[Entries from a visual dataset]
----------------------------------------
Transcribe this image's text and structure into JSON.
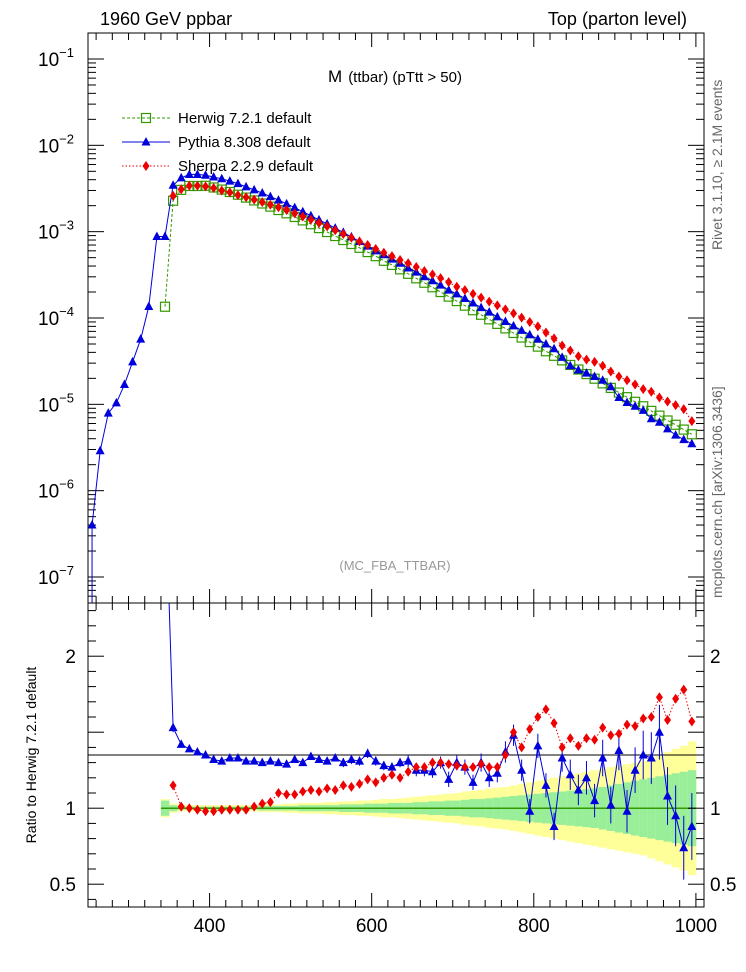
{
  "header": {
    "left_title": "1960 GeV ppbar",
    "right_title": "Top (parton level)"
  },
  "plot_title": {
    "main": "M",
    "detail": "(ttbar) (pTtt > 50)"
  },
  "watermark": "(MC_FBA_TTBAR)",
  "side_labels": {
    "rivet": "Rivet 3.1.10, ≥ 2.1M events",
    "source": "mcplots.cern.ch [arXiv:1306.3436]"
  },
  "ratio_ylabel": "Ratio to Herwig 7.2.1 default",
  "colors": {
    "herwig": "#339900",
    "pythia": "#0000dd",
    "sherpa": "#ee0000",
    "band_inner": "#99ee99",
    "band_outer": "#ffff99"
  },
  "chart_data": [
    {
      "type": "line",
      "name": "main",
      "yscale": "log",
      "xlim": [
        250,
        1010
      ],
      "ylim": [
        5e-08,
        0.2
      ],
      "y_ticks": [
        {
          "value": 0.1,
          "label": "10",
          "exp": "−1"
        },
        {
          "value": 0.01,
          "label": "10",
          "exp": "−2"
        },
        {
          "value": 0.001,
          "label": "10",
          "exp": "−3"
        },
        {
          "value": 0.0001,
          "label": "10",
          "exp": "−4"
        },
        {
          "value": 1e-05,
          "label": "10",
          "exp": "−5"
        },
        {
          "value": 1e-06,
          "label": "10",
          "exp": "−6"
        },
        {
          "value": 1e-07,
          "label": "10",
          "exp": "−7"
        }
      ],
      "legend": [
        {
          "key": "herwig",
          "label": "Herwig 7.2.1 default"
        },
        {
          "key": "pythia",
          "label": "Pythia 8.308 default"
        },
        {
          "key": "sherpa",
          "label": "Sherpa 2.2.9 default"
        }
      ],
      "series": [
        {
          "name": "Herwig 7.2.1 default",
          "key": "herwig",
          "x": [
            345,
            355,
            365,
            375,
            385,
            395,
            405,
            415,
            425,
            435,
            445,
            455,
            465,
            475,
            485,
            495,
            505,
            515,
            525,
            535,
            545,
            555,
            565,
            575,
            585,
            595,
            605,
            615,
            625,
            635,
            645,
            655,
            665,
            675,
            685,
            695,
            705,
            715,
            725,
            735,
            745,
            755,
            765,
            775,
            785,
            795,
            805,
            815,
            825,
            835,
            845,
            855,
            865,
            875,
            885,
            895,
            905,
            915,
            925,
            935,
            945,
            955,
            965,
            975,
            985,
            995
          ],
          "y": [
            0.000135,
            0.00228,
            0.00305,
            0.00338,
            0.00338,
            0.0034,
            0.00325,
            0.00307,
            0.00288,
            0.00268,
            0.00248,
            0.0023,
            0.00212,
            0.00195,
            0.00178,
            0.00163,
            0.00148,
            0.00135,
            0.00122,
            0.0011,
            0.00099,
            0.00089,
            0.0008,
            0.00072,
            0.00065,
            0.00058,
            0.00052,
            0.00046,
            0.000412,
            0.000366,
            0.000325,
            0.000288,
            0.000256,
            0.000227,
            0.0002,
            0.000177,
            0.000157,
            0.000139,
            0.000123,
            0.000109,
            9.65e-05,
            8.55e-05,
            7.58e-05,
            6.71e-05,
            5.94e-05,
            5.26e-05,
            4.66e-05,
            4.12e-05,
            3.65e-05,
            3.23e-05,
            2.86e-05,
            2.53e-05,
            2.24e-05,
            1.98e-05,
            1.75e-05,
            1.55e-05,
            1.37e-05,
            1.21e-05,
            1.07e-05,
            9.5e-06,
            8.4e-06,
            7.4e-06,
            6.5e-06,
            5.8e-06,
            5.1e-06,
            4.5e-06
          ]
        },
        {
          "name": "Pythia 8.308 default",
          "key": "pythia",
          "x": [
            255,
            265,
            275,
            285,
            295,
            305,
            315,
            325,
            335,
            345,
            355,
            365,
            375,
            385,
            395,
            405,
            415,
            425,
            435,
            445,
            455,
            465,
            475,
            485,
            495,
            505,
            515,
            525,
            535,
            545,
            555,
            565,
            575,
            585,
            595,
            605,
            615,
            625,
            635,
            645,
            655,
            665,
            675,
            685,
            695,
            705,
            715,
            725,
            735,
            745,
            755,
            765,
            775,
            785,
            795,
            805,
            815,
            825,
            835,
            845,
            855,
            865,
            875,
            885,
            895,
            905,
            915,
            925,
            935,
            945,
            955,
            965,
            975,
            985,
            995
          ],
          "y": [
            4e-07,
            2.9e-06,
            7.9e-06,
            1.04e-05,
            1.7e-05,
            3.1e-05,
            5.7e-05,
            0.000136,
            0.00088,
            0.00088,
            0.00345,
            0.0042,
            0.0046,
            0.0046,
            0.0045,
            0.0043,
            0.0041,
            0.00385,
            0.0036,
            0.0033,
            0.00305,
            0.0028,
            0.00255,
            0.00232,
            0.0021,
            0.0019,
            0.0017,
            0.00153,
            0.00137,
            0.00123,
            0.0011,
            0.00098,
            0.00087,
            0.00077,
            0.00068,
            0.0006,
            0.00054,
            0.00048,
            0.00043,
            0.00038,
            0.00034,
            0.0003,
            0.00027,
            0.00024,
            0.00021,
            0.00019,
            0.000168,
            0.000149,
            0.000132,
            0.000117,
            0.000103,
            9.1e-05,
            8.1e-05,
            7.2e-05,
            6.4e-05,
            5.7e-05,
            5e-05,
            4.4e-05,
            3.5e-05,
            2.8e-05,
            2.5e-05,
            2.3e-05,
            2.1e-05,
            1.9e-05,
            1.6e-05,
            1.2e-05,
            1.05e-05,
            9.5e-06,
            8.5e-06,
            6.8e-06,
            6.2e-06,
            5.2e-06,
            4.4e-06,
            3.9e-06,
            3.5e-06
          ]
        },
        {
          "name": "Sherpa 2.2.9 default",
          "key": "sherpa",
          "x": [
            355,
            365,
            375,
            385,
            395,
            405,
            415,
            425,
            435,
            445,
            455,
            465,
            475,
            485,
            495,
            505,
            515,
            525,
            535,
            545,
            555,
            565,
            575,
            585,
            595,
            605,
            615,
            625,
            635,
            645,
            655,
            665,
            675,
            685,
            695,
            705,
            715,
            725,
            735,
            745,
            755,
            765,
            775,
            785,
            795,
            805,
            815,
            825,
            835,
            845,
            855,
            865,
            875,
            885,
            895,
            905,
            915,
            925,
            935,
            945,
            955,
            965,
            975,
            985,
            995
          ],
          "y": [
            0.0026,
            0.0031,
            0.0034,
            0.0034,
            0.00335,
            0.0032,
            0.003,
            0.00285,
            0.00265,
            0.0025,
            0.00235,
            0.0022,
            0.00205,
            0.00192,
            0.00178,
            0.00163,
            0.0015,
            0.00138,
            0.00126,
            0.00115,
            0.00104,
            0.00094,
            0.00085,
            0.00077,
            0.0007,
            0.00063,
            0.00057,
            0.00052,
            0.00047,
            0.00043,
            0.00039,
            0.00035,
            0.00032,
            0.00029,
            0.00026,
            0.00023,
            0.00021,
            0.00019,
            0.000172,
            0.000155,
            0.00014,
            0.000126,
            0.000113,
            0.000101,
            9e-05,
            8e-05,
            6.8e-05,
            5.8e-05,
            4.8e-05,
            4.2e-05,
            3.6e-05,
            3.3e-05,
            3.1e-05,
            2.8e-05,
            2.4e-05,
            2.1e-05,
            1.9e-05,
            1.7e-05,
            1.5e-05,
            1.4e-05,
            1.2e-05,
            1.08e-05,
            9.8e-06,
            8.8e-06,
            6.4e-06
          ]
        }
      ]
    },
    {
      "type": "line",
      "name": "ratio",
      "ylabel": "Ratio to Herwig 7.2.1 default",
      "xlim": [
        250,
        1010
      ],
      "ylim": [
        0.35,
        2.35
      ],
      "x_ticks": [
        400,
        600,
        800,
        1000
      ],
      "y_ticks": [
        {
          "value": 2,
          "label": "2"
        },
        {
          "value": 1,
          "label": "1"
        },
        {
          "value": 0.5,
          "label": "0.5"
        }
      ],
      "band_x": [
        345,
        355,
        365,
        375,
        385,
        395,
        405,
        415,
        425,
        435,
        445,
        455,
        465,
        475,
        485,
        495,
        505,
        515,
        525,
        535,
        545,
        555,
        565,
        575,
        585,
        595,
        605,
        615,
        625,
        635,
        645,
        655,
        665,
        675,
        685,
        695,
        705,
        715,
        725,
        735,
        745,
        755,
        765,
        775,
        785,
        795,
        805,
        815,
        825,
        835,
        845,
        855,
        865,
        875,
        885,
        895,
        905,
        915,
        925,
        935,
        945,
        955,
        965,
        975,
        985,
        995
      ],
      "band_inner": [
        0.05,
        0.02,
        0.01,
        0.01,
        0.01,
        0.01,
        0.01,
        0.01,
        0.01,
        0.01,
        0.01,
        0.01,
        0.015,
        0.015,
        0.015,
        0.015,
        0.015,
        0.02,
        0.02,
        0.02,
        0.02,
        0.02,
        0.025,
        0.025,
        0.025,
        0.03,
        0.03,
        0.03,
        0.035,
        0.035,
        0.035,
        0.04,
        0.04,
        0.045,
        0.045,
        0.05,
        0.05,
        0.055,
        0.06,
        0.06,
        0.065,
        0.07,
        0.075,
        0.08,
        0.085,
        0.09,
        0.095,
        0.1,
        0.105,
        0.11,
        0.115,
        0.12,
        0.125,
        0.13,
        0.14,
        0.15,
        0.16,
        0.17,
        0.18,
        0.19,
        0.2,
        0.21,
        0.22,
        0.23,
        0.24,
        0.25
      ],
      "band_outer": [
        0.06,
        0.03,
        0.02,
        0.02,
        0.02,
        0.02,
        0.02,
        0.02,
        0.02,
        0.02,
        0.02,
        0.02,
        0.025,
        0.025,
        0.025,
        0.03,
        0.03,
        0.035,
        0.035,
        0.035,
        0.04,
        0.04,
        0.045,
        0.045,
        0.05,
        0.05,
        0.055,
        0.06,
        0.06,
        0.065,
        0.07,
        0.075,
        0.08,
        0.085,
        0.09,
        0.095,
        0.1,
        0.11,
        0.115,
        0.12,
        0.13,
        0.135,
        0.14,
        0.15,
        0.16,
        0.17,
        0.18,
        0.19,
        0.2,
        0.21,
        0.22,
        0.23,
        0.24,
        0.25,
        0.26,
        0.27,
        0.28,
        0.29,
        0.3,
        0.31,
        0.33,
        0.35,
        0.37,
        0.39,
        0.41,
        0.44
      ],
      "series": [
        {
          "name": "Pythia 8.308 default",
          "key": "pythia",
          "x": [
            350,
            355,
            365,
            375,
            385,
            395,
            405,
            415,
            425,
            435,
            445,
            455,
            465,
            475,
            485,
            495,
            505,
            515,
            525,
            535,
            545,
            555,
            565,
            575,
            585,
            595,
            605,
            615,
            625,
            635,
            645,
            655,
            665,
            675,
            685,
            695,
            705,
            715,
            725,
            735,
            745,
            755,
            765,
            775,
            785,
            795,
            805,
            815,
            825,
            835,
            845,
            855,
            865,
            875,
            885,
            895,
            905,
            915,
            925,
            935,
            945,
            955,
            965,
            975,
            985,
            995
          ],
          "y": [
            2.35,
            1.53,
            1.42,
            1.39,
            1.37,
            1.35,
            1.32,
            1.31,
            1.33,
            1.33,
            1.31,
            1.31,
            1.3,
            1.31,
            1.3,
            1.29,
            1.32,
            1.3,
            1.34,
            1.32,
            1.31,
            1.33,
            1.3,
            1.32,
            1.31,
            1.36,
            1.31,
            1.28,
            1.27,
            1.3,
            1.31,
            1.25,
            1.25,
            1.24,
            1.3,
            1.19,
            1.3,
            1.27,
            1.17,
            1.3,
            1.2,
            1.23,
            1.37,
            1.48,
            1.25,
            0.98,
            1.41,
            1.15,
            0.88,
            1.33,
            1.22,
            1.12,
            1.2,
            1.05,
            1.33,
            1.02,
            1.38,
            0.98,
            1.25,
            1.35,
            1.33,
            1.5,
            1.08,
            0.95,
            0.74,
            0.88
          ],
          "err": [
            0.0,
            0.03,
            0.02,
            0.02,
            0.02,
            0.02,
            0.02,
            0.02,
            0.02,
            0.02,
            0.02,
            0.02,
            0.02,
            0.02,
            0.02,
            0.02,
            0.02,
            0.02,
            0.02,
            0.02,
            0.02,
            0.02,
            0.03,
            0.03,
            0.03,
            0.03,
            0.03,
            0.03,
            0.03,
            0.03,
            0.04,
            0.04,
            0.04,
            0.04,
            0.04,
            0.05,
            0.05,
            0.05,
            0.05,
            0.06,
            0.06,
            0.06,
            0.07,
            0.07,
            0.07,
            0.08,
            0.08,
            0.08,
            0.09,
            0.09,
            0.1,
            0.1,
            0.11,
            0.11,
            0.12,
            0.12,
            0.13,
            0.14,
            0.15,
            0.16,
            0.17,
            0.18,
            0.19,
            0.2,
            0.21,
            0.22
          ]
        },
        {
          "name": "Sherpa 2.2.9 default",
          "key": "sherpa",
          "x": [
            355,
            365,
            375,
            385,
            395,
            405,
            415,
            425,
            435,
            445,
            455,
            465,
            475,
            485,
            495,
            505,
            515,
            525,
            535,
            545,
            555,
            565,
            575,
            585,
            595,
            605,
            615,
            625,
            635,
            645,
            655,
            665,
            675,
            685,
            695,
            705,
            715,
            725,
            735,
            745,
            755,
            765,
            775,
            785,
            795,
            805,
            815,
            825,
            835,
            845,
            855,
            865,
            875,
            885,
            895,
            905,
            915,
            925,
            935,
            945,
            955,
            965,
            975,
            985,
            995
          ],
          "y": [
            1.15,
            1.01,
            1.0,
            0.99,
            0.98,
            0.98,
            0.99,
            0.99,
            0.99,
            0.99,
            1.01,
            1.03,
            1.04,
            1.1,
            1.09,
            1.09,
            1.11,
            1.12,
            1.11,
            1.13,
            1.12,
            1.15,
            1.14,
            1.16,
            1.19,
            1.17,
            1.2,
            1.22,
            1.2,
            1.24,
            1.27,
            1.27,
            1.3,
            1.3,
            1.29,
            1.28,
            1.27,
            1.27,
            1.29,
            1.27,
            1.27,
            1.35,
            1.5,
            1.4,
            1.52,
            1.6,
            1.65,
            1.56,
            1.4,
            1.46,
            1.41,
            1.46,
            1.45,
            1.53,
            1.48,
            1.49,
            1.55,
            1.54,
            1.59,
            1.6,
            1.73,
            1.58,
            1.72,
            1.78,
            1.57
          ]
        }
      ]
    }
  ]
}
----------------------------------------
- THE EXERCISE:
Look through the entries above. Extract each line with the word "value".

- RESPONSE TO THIS TASK:
          "value": 0.1,
          "value": 0.01,
          "value": 0.001,
          "value": 0.0001,
          "value": 1e-05,
          "value": 1e-06,
          "value": 1e-07,
          "value": 2,
          "value": 1,
          "value": 0.5,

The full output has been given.